* Pedido escrito *
Coloque todas as linhas dos registros abaixo em uma tabela Markdown com as colunas "Nº", para o número da linha, e "Linha", para o texto, omitindo as linhas em branco. Deixe as imagens de fora da resposta.

* Registros de entrada *
════════════════════

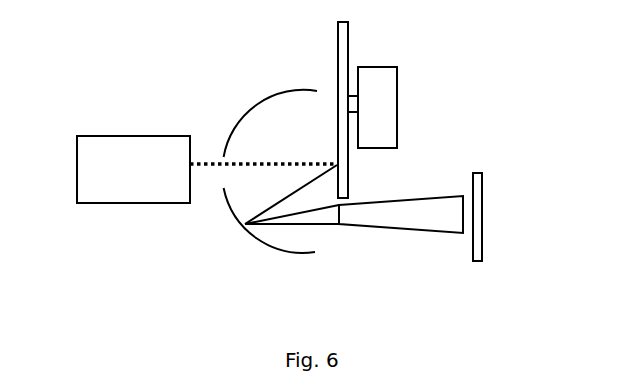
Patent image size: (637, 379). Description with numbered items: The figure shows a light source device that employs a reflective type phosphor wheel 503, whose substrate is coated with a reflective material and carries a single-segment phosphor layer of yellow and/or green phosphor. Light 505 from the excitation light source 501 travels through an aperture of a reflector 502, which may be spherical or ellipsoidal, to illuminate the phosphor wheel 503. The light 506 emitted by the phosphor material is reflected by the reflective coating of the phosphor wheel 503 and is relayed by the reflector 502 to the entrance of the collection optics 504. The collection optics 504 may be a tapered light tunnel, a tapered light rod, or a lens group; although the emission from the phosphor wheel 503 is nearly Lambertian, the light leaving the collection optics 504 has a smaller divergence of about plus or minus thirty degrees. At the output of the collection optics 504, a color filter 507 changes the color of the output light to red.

The excitation light source 501 is at (142, 205).
The reflector 502 is at (252, 243).
The phosphor wheel 503 is at (323, 43).
The collection optics 504 is at (449, 186).
The light 505 is at (203, 152).
The light 506 is at (313, 222).
The color filter 507 is at (492, 250).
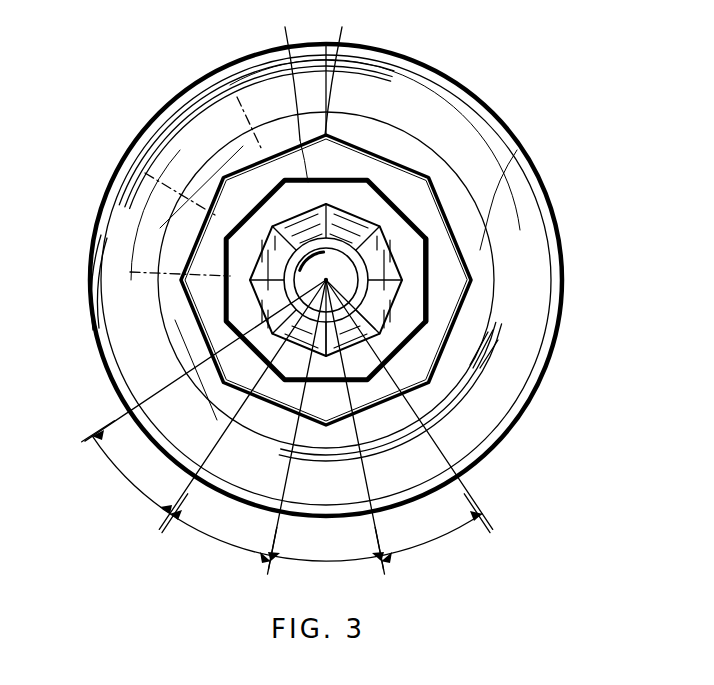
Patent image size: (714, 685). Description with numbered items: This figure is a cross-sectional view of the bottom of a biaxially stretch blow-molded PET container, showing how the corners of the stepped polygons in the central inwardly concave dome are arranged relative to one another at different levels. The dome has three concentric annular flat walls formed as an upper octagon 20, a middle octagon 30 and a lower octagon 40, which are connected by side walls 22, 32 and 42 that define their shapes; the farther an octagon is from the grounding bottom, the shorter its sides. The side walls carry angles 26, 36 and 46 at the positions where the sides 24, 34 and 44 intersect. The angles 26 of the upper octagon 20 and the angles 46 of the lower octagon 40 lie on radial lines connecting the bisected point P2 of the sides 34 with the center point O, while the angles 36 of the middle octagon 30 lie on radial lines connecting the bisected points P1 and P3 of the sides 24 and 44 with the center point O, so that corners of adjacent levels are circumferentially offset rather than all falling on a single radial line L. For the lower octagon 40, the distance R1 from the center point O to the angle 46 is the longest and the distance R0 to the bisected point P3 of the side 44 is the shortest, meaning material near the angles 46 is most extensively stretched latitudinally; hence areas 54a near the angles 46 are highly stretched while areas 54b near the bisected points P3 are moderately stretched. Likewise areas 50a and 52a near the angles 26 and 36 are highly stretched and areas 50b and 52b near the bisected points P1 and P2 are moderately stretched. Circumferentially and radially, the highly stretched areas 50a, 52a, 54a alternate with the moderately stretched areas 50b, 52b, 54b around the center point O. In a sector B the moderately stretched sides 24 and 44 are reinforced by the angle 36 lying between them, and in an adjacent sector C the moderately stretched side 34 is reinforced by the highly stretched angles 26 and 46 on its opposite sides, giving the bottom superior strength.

The upper octagon 20 is at (440, 203).
The side wall 22 is at (358, 140).
The side 24 is at (493, 422).
The angle 26 is at (225, 303).
The middle octagon 30 is at (410, 150).
The side wall 32 is at (342, 68).
The side 34 is at (362, 445).
The angle 36 is at (237, 385).
The lower octagon 40 is at (380, 130).
The side wall 42 is at (287, 71).
The side 44 is at (293, 430).
The angle 46 is at (215, 365).
The highly stretched area 50a is at (500, 355).
The moderately stretched area 50b is at (490, 330).
The highly stretched area 52a is at (428, 241).
The moderately stretched area 52b is at (429, 284).
The highly stretched area 54a is at (190, 160).
The moderately stretched area 54b is at (220, 172).
The center point O is at (400, 272).
The radial line L is at (240, 270).
The bisected point P1 is at (500, 402).
The bisected point P2 is at (225, 365).
The bisected point P3 is at (242, 426).
The shortest distance R0 is at (145, 173).
The longest distance R1 is at (237, 97).
The sector B is at (286, 497).
The sector C is at (226, 538).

════════════════════

* Resultado do exercício *
| Nº | Linha |
|---|---|
| 1 | Patent image size: (637, 379). Description with numbered items: The figure shows a light source device that employs a reflective type phosphor wheel 503, whose substrate is coated with a reflective material and carries a single-segment phosphor layer of yellow and/or green phosphor. Light 505 from the excitation light source 501 travels through an aperture of a reflector 502, which may be spherical or ellipsoidal, to illuminate the phosphor wheel 503. The light 506 emitted by the phosphor material is reflected by the reflective coating of the phosphor wheel 503 and is relayed by the reflector 502 to the entrance of the collection optics 504. The collection optics 504 may be a tapered light tunnel, a tapered light rod, or a lens group; although the emission from the phosphor wheel 503 is nearly Lambertian, the light leaving the collection optics 504 has a smaller divergence of about plus or minus thirty degrees. At the output of the collection optics 504, a color filter 507 changes the color of the output light to red. |
| 2 | The excitation light source 501 is at (142, 205). |
| 3 | The reflector 502 is at (252, 243). |
| 4 | The phosphor wheel 503 is at (323, 43). |
| 5 | The collection optics 504 is at (449, 186). |
| 6 | The light 505 is at (203, 152). |
| 7 | The light 506 is at (313, 222). |
| 8 | The color filter 507 is at (492, 250). |
| 9 | Patent image size: (714, 685). Description with numbered items: This figure is a cross-sectional view of the bottom of a biaxially stretch blow-molded PET container, showing how the corners of the stepped polygons in the central inwardly concave dome are arranged relative to one another at different levels. The dome has three concentric annular flat walls formed as an upper octagon 20, a middle octagon 30 and a lower octagon 40, which are connected by side walls 22, 32 and 42 that define their shapes; the farther an octagon is from the grounding bottom, the shorter its sides. The side walls carry angles 26, 36 and 46 at the positions where the sides 24, 34 and 44 intersect. The angles 26 of the upper octagon 20 and the angles 46 of the lower octagon 40 lie on radial lines connecting the bisected point P2 of the sides 34 with the center point O, while the angles 36 of the middle octagon 30 lie on radial lines connecting the bisected points P1 and P3 of the sides 24 and 44 with the center point O, so that corners of adjacent levels are circumferentially offset rather than all falling on a single radial line L. For the lower octagon 40, the distance R1 from the center point O to the angle 46 is the longest and the distance R0 to the bisected point P3 of the side 44 is the shortest, meaning material near the angles 46 is most extensively stretched latitudinally; hence areas 54a near the angles 46 are highly stretched while areas 54b near the bisected points P3 are moderately stretched. Likewise areas 50a and 52a near the angles 26 and 36 are highly stretched and areas 50b and 52b near the bisected points P1 and P2 are moderately stretched. Circumferentially and radially, the highly stretched areas 50a, 52a, 54a alternate with the moderately stretched areas 50b, 52b, 54b around the center point O. In a sector B the moderately stretched sides 24 and 44 are reinforced by the angle 36 lying between them, and in an adjacent sector C the moderately stretched side 34 is reinforced by the highly stretched angles 26 and 46 on its opposite sides, giving the bottom superior strength. |
| 10 | The upper octagon 20 is at (440, 203). |
| 11 | The side wall 22 is at (358, 140). |
| 12 | The side 24 is at (493, 422). |
| 13 | The angle 26 is at (225, 303). |
| 14 | The middle octagon 30 is at (410, 150). |
| 15 | The side wall 32 is at (342, 68). |
| 16 | The side 34 is at (362, 445). |
| 17 | The angle 36 is at (237, 385). |
| 18 | The lower octagon 40 is at (380, 130). |
| 19 | The side wall 42 is at (287, 71). |
| 20 | The side 44 is at (293, 430). |
| 21 | The angle 46 is at (215, 365). |
| 22 | The highly stretched area 50a is at (500, 355). |
| 23 | The moderately stretched area 50b is at (490, 330). |
| 24 | The highly stretched area 52a is at (428, 241). |
| 25 | The moderately stretched area 52b is at (429, 284). |
| 26 | The highly stretched area 54a is at (190, 160). |
| 27 | The moderately stretched area 54b is at (220, 172). |
| 28 | The center point O is at (400, 272). |
| 29 | The radial line L is at (240, 270). |
| 30 | The bisected point P1 is at (500, 402). |
| 31 | The bisected point P2 is at (225, 365). |
| 32 | The bisected point P3 is at (242, 426). |
| 33 | The shortest distance R0 is at (145, 173). |
| 34 | The longest distance R1 is at (237, 97). |
| 35 | The sector B is at (286, 497). |
| 36 | The sector C is at (226, 538). |